• _Exercise objective_
Rewrite the lines of every record below as a JSON list of strings, one string per line, skipping blank lines. Leave the pictures out of the answer.

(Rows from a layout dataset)

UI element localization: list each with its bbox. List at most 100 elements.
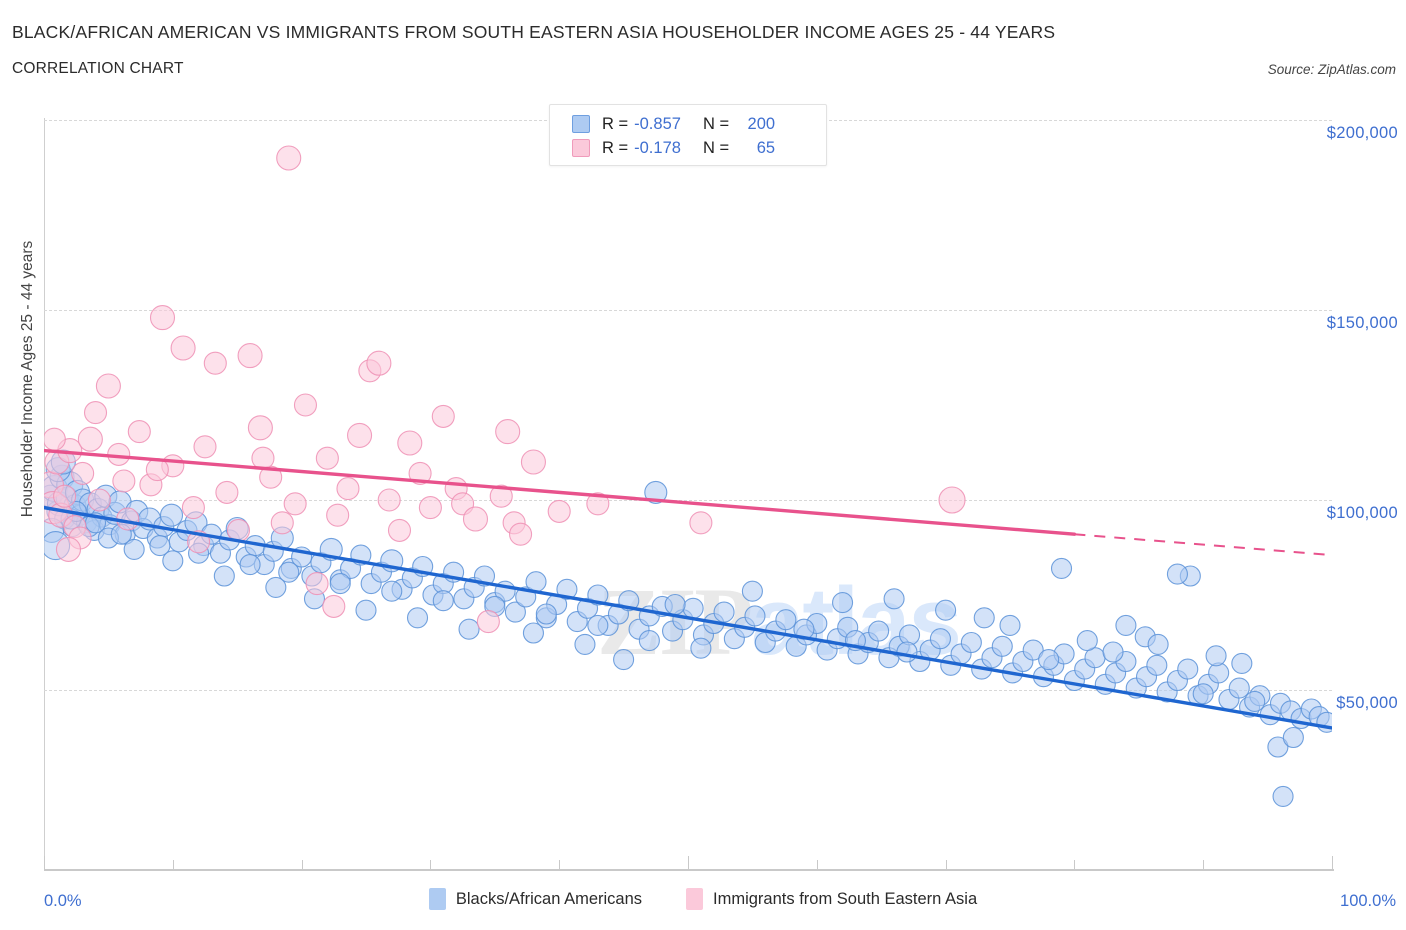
- data-point: [462, 506, 489, 532]
- stats-n-label-blue: N =: [702, 114, 730, 133]
- data-point: [1102, 641, 1124, 663]
- x-axis-tick: [1074, 860, 1076, 870]
- stats-r-label-blue: R =: [602, 114, 629, 133]
- trendline-extrapolated: [1074, 533, 1332, 557]
- x-axis-max-label: 100.0%: [1340, 892, 1396, 910]
- data-point: [713, 601, 735, 623]
- data-point: [1267, 736, 1289, 758]
- data-point: [495, 419, 521, 445]
- scatter-plot: [44, 145, 1332, 807]
- gridline-150000: [44, 310, 1332, 311]
- data-point: [929, 628, 951, 650]
- trendline: [44, 448, 1077, 536]
- data-point: [44, 427, 66, 451]
- data-point: [127, 420, 151, 444]
- data-point: [525, 571, 547, 593]
- data-point: [690, 637, 712, 659]
- data-point: [522, 622, 544, 644]
- data-point: [1050, 557, 1073, 579]
- correlation-stats-box: R = -0.857 N = 200 R = -0.178 N = 65: [549, 104, 827, 166]
- data-point: [504, 601, 526, 623]
- data-point: [53, 484, 77, 508]
- x-axis-tick: [816, 860, 818, 870]
- series-immigrants-from-south-eastern-asia: [44, 145, 966, 634]
- page-title: BLACK/AFRICAN AMERICAN VS IMMIGRANTS FRO…: [12, 22, 1056, 42]
- data-point: [960, 631, 982, 654]
- series-legend: Blacks/African Americans Immigrants from…: [0, 888, 1406, 910]
- data-point: [305, 572, 329, 596]
- data-point: [547, 499, 571, 523]
- data-point: [574, 633, 596, 655]
- source-note: Source: ZipAtlas.com: [1267, 62, 1396, 77]
- data-point: [203, 351, 227, 375]
- data-point: [586, 492, 610, 516]
- stats-r-value-pink: -0.178: [634, 138, 681, 157]
- data-point: [95, 373, 121, 399]
- data-point: [476, 610, 500, 634]
- data-point: [682, 597, 704, 619]
- stats-n-label-pink: N =: [702, 138, 730, 157]
- data-point: [883, 588, 905, 610]
- chart-subtitle: CORRELATION CHART: [12, 60, 184, 77]
- x-axis-min-label: 0.0%: [44, 892, 82, 910]
- data-point: [276, 145, 302, 171]
- data-point: [775, 609, 797, 631]
- x-axis-tick: [44, 856, 45, 870]
- data-point: [381, 580, 403, 602]
- data-point: [408, 461, 432, 485]
- x-axis-tick: [1203, 860, 1205, 870]
- y-axis-title: Householder Income Ages 25 - 44 years: [19, 240, 36, 518]
- data-point: [387, 518, 412, 542]
- stats-n-value-blue: 200: [747, 114, 776, 133]
- data-point: [999, 614, 1021, 636]
- data-point: [896, 641, 918, 663]
- data-point: [322, 594, 346, 618]
- data-point: [283, 492, 307, 516]
- x-axis-tick: [430, 860, 432, 870]
- data-point: [213, 565, 235, 587]
- data-point: [520, 449, 546, 475]
- data-point: [1146, 654, 1168, 676]
- data-point: [1022, 639, 1044, 661]
- data-point: [149, 305, 176, 331]
- legend-label-immigrants: Immigrants from South Eastern Asia: [713, 889, 978, 908]
- data-point: [336, 477, 360, 501]
- y-axis-label: $100,000: [1326, 504, 1398, 522]
- data-point: [87, 488, 111, 512]
- data-point: [1228, 677, 1250, 699]
- data-point: [868, 620, 890, 642]
- data-point: [1038, 649, 1060, 671]
- x-axis-tick: [1332, 856, 1333, 870]
- stats-row-blue: R = -0.857 N = 200: [550, 112, 826, 136]
- y-axis-label: $200,000: [1326, 124, 1398, 142]
- data-point: [162, 550, 184, 572]
- data-point: [509, 522, 533, 546]
- stats-r-value-blue: -0.857: [634, 114, 681, 133]
- data-point: [329, 573, 351, 595]
- data-point: [71, 461, 95, 485]
- data-point: [1076, 630, 1098, 652]
- data-point: [1231, 652, 1253, 674]
- data-point: [251, 446, 275, 470]
- data-point: [193, 435, 217, 459]
- data-point: [689, 511, 713, 535]
- data-point: [397, 430, 423, 456]
- data-point: [744, 605, 766, 627]
- data-point: [1147, 633, 1169, 655]
- legend-item-immigrants[interactable]: Immigrants from South Eastern Asia: [686, 888, 977, 910]
- y-axis-label: $50,000: [1336, 694, 1398, 712]
- data-point: [237, 343, 263, 369]
- data-point: [366, 350, 392, 376]
- data-point: [613, 649, 635, 671]
- data-point: [935, 599, 957, 621]
- data-point: [1272, 785, 1294, 807]
- legend-swatch-blue-icon: [428, 888, 446, 910]
- stats-row-pink: R = -0.178 N = 65: [550, 136, 826, 160]
- gridline-50000: [44, 690, 1332, 691]
- data-point: [644, 480, 668, 504]
- data-point: [741, 580, 763, 602]
- data-point: [938, 486, 966, 514]
- legend-item-blacks[interactable]: Blacks/African Americans: [428, 888, 642, 910]
- data-point: [1166, 563, 1188, 585]
- data-point: [489, 484, 513, 508]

• _Final result_
[
  "UI element localization: list each with its bbox. List at most 100 elements.",
  "- data-point: [462, 506, 489, 532]",
  "- stats-n-label-blue: N =: [702, 114, 730, 133]",
  "- data-point: [1102, 641, 1124, 663]",
  "- x-axis-tick: [1074, 860, 1076, 870]",
  "- stats-r-label-blue: R =: [602, 114, 629, 133]",
  "- trendline-extrapolated: [1074, 533, 1332, 557]",
  "- x-axis-max-label: 100.0%: [1340, 892, 1396, 910]",
  "- data-point: [713, 601, 735, 623]",
  "- data-point: [1267, 736, 1289, 758]",
  "- data-point: [495, 419, 521, 445]",
  "- scatter-plot: [44, 145, 1332, 807]",
  "- gridline-150000: [44, 310, 1332, 311]",
  "- data-point: [929, 628, 951, 650]",
  "- trendline: [44, 448, 1077, 536]",
  "- data-point: [44, 427, 66, 451]",
  "- data-point: [127, 420, 151, 444]",
  "- data-point: [525, 571, 547, 593]",
  "- data-point: [690, 637, 712, 659]",
  "- data-point: [522, 622, 544, 644]",
  "- data-point: [1050, 557, 1073, 579]",
  "- correlation-stats-box: R = -0.857 N = 200 R = -0.178 N = 65: [549, 104, 827, 166]",
  "- data-point: [504, 601, 526, 623]",
  "- data-point: [53, 484, 77, 508]",
  "- x-axis-tick: [816, 860, 818, 870]",
  "- series-immigrants-from-south-eastern-asia: [44, 145, 966, 634]",
  "- page-title: BLACK/AFRICAN AMERICAN VS IMMIGRANTS FRO…: [12, 22, 1056, 42]",
  "- data-point: [960, 631, 982, 654]",
  "- series-legend: Blacks/African Americans Immigrants from…: [0, 888, 1406, 910]",
  "- data-point: [305, 572, 329, 596]",
  "- data-point: [547, 499, 571, 523]",
  "- data-point: [574, 633, 596, 655]",
  "- source-note: Source: ZipAtlas.com: [1267, 62, 1396, 77]",
  "- data-point: [203, 351, 227, 375]",
  "- data-point: [586, 492, 610, 516]",
  "- stats-r-value-pink: -0.178: [634, 138, 681, 157]",
  "- data-point: [95, 373, 121, 399]",
  "- data-point: [476, 610, 500, 634]",
  "- data-point: [682, 597, 704, 619]",
  "- stats-n-label-pink: N =: [702, 138, 730, 157]",
  "- data-point: [883, 588, 905, 610]",
  "- chart-subtitle: CORRELATION CHART: [12, 60, 184, 77]",
  "- x-axis-min-label: 0.0%: [44, 892, 82, 910]",
  "- data-point: [276, 145, 302, 171]",
  "- data-point: [775, 609, 797, 631]",
  "- x-axis-tick: [44, 856, 45, 870]",
  "- data-point: [381, 580, 403, 602]",
  "- data-point: [408, 461, 432, 485]",
  "- x-axis-tick: [1203, 860, 1205, 870]",
  "- y-axis-title: Householder Income Ages 25 - 44 years: [19, 240, 36, 518]",
  "- data-point: [387, 518, 412, 542]",
  "- stats-n-value-blue: 200: [747, 114, 776, 133]",
  "- data-point: [999, 614, 1021, 636]",
  "- data-point: [896, 641, 918, 663]",
  "- data-point: [322, 594, 346, 618]",
  "- data-point: [283, 492, 307, 516]",
  "- x-axis-tick: [430, 860, 432, 870]",
  "- data-point: [213, 565, 235, 587]",
  "- data-point: [520, 449, 546, 475]",
  "- data-point: [1146, 654, 1168, 676]",
  "- data-point: [1022, 639, 1044, 661]",
  "- data-point: [149, 305, 176, 331]",
  "- legend-label-immigrants: Immigrants from South Eastern Asia: [713, 889, 978, 908]",
  "- data-point: [336, 477, 360, 501]",
  "- y-axis-label: $100,000: [1326, 504, 1398, 522]",
  "- data-point: [87, 488, 111, 512]",
  "- data-point: [1228, 677, 1250, 699]",
  "- data-point: [868, 620, 890, 642]",
  "- data-point: [1038, 649, 1060, 671]",
  "- x-axis-tick: [1332, 856, 1333, 870]",
  "- stats-row-blue: R = -0.857 N = 200: [550, 112, 826, 136]",
  "- y-axis-label: $200,000: [1326, 124, 1398, 142]",
  "- data-point: [162, 550, 184, 572]",
  "- data-point: [509, 522, 533, 546]",
  "- stats-r-value-blue: -0.857: [634, 114, 681, 133]",
  "- data-point: [329, 573, 351, 595]",
  "- data-point: [71, 461, 95, 485]",
  "- data-point: [1076, 630, 1098, 652]",
  "- data-point: [1231, 652, 1253, 674]",
  "- data-point: [251, 446, 275, 470]",
  "- data-point: [193, 435, 217, 459]",
  "- data-point: [689, 511, 713, 535]",
  "- data-point: [397, 430, 423, 456]",
  "- data-point: [744, 605, 766, 627]",
  "- data-point: [1147, 633, 1169, 655]",
  "- legend-item-immigrants[interactable]: Immigrants from South Eastern Asia: [686, 888, 977, 910]",
  "- y-axis-label: $50,000: [1336, 694, 1398, 712]",
  "- data-point: [237, 343, 263, 369]",
  "- data-point: [366, 350, 392, 376]",
  "- data-point: [613, 649, 635, 671]",
  "- data-point: [935, 599, 957, 621]",
  "- data-point: [1272, 785, 1294, 807]",
  "- legend-swatch-blue-icon: [428, 888, 446, 910]",
  "- stats-row-pink: R = -0.178 N = 65: [550, 136, 826, 160]",
  "- gridline-50000: [44, 690, 1332, 691]",
  "- data-point: [644, 480, 668, 504]",
  "- data-point: [741, 580, 763, 602]",
  "- data-point: [938, 486, 966, 514]",
  "- legend-item-blacks[interactable]: Blacks/African Americans: [428, 888, 642, 910]",
  "- data-point: [1166, 563, 1188, 585]",
  "- data-point: [489, 484, 513, 508]"
]